**INPUT RECORDS**
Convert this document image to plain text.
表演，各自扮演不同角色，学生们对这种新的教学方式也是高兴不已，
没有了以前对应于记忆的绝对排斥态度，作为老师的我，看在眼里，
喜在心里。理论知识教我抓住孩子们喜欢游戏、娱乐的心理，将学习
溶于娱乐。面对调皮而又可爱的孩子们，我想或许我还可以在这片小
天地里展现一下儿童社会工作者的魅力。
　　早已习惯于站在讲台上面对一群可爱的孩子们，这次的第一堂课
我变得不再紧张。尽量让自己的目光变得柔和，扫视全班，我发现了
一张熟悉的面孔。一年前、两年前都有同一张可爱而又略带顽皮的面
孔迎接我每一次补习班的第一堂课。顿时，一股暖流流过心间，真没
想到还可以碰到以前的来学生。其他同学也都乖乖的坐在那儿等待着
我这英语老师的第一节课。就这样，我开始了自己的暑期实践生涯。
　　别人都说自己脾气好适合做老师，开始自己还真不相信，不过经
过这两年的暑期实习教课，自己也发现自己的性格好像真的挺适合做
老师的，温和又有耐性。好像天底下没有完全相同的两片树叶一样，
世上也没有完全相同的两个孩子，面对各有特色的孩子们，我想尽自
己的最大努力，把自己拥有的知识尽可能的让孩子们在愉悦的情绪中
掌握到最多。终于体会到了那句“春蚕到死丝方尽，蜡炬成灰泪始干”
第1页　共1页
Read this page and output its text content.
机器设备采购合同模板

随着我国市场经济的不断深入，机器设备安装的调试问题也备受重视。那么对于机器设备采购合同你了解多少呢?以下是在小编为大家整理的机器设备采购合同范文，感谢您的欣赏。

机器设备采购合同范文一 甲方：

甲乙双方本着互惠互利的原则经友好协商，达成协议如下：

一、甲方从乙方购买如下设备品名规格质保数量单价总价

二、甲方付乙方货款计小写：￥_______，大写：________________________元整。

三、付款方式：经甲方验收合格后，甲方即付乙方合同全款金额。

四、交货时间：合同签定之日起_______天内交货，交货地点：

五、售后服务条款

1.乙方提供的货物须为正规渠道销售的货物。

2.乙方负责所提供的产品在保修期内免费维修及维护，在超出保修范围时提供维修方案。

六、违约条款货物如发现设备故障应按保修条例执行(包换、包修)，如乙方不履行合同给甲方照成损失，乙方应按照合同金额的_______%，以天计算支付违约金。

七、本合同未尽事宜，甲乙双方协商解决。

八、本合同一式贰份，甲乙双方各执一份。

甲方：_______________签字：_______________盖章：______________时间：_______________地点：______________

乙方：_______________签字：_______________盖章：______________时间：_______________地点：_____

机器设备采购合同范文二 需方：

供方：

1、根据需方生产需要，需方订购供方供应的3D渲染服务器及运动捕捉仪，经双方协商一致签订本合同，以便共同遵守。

**WHAT YOU HAVE TO DO**
Pick out the lines above that hold the string "text" and show them.

**WRITTEN REPLY**
Convert this document image to plain text.
Read this page and output its text content.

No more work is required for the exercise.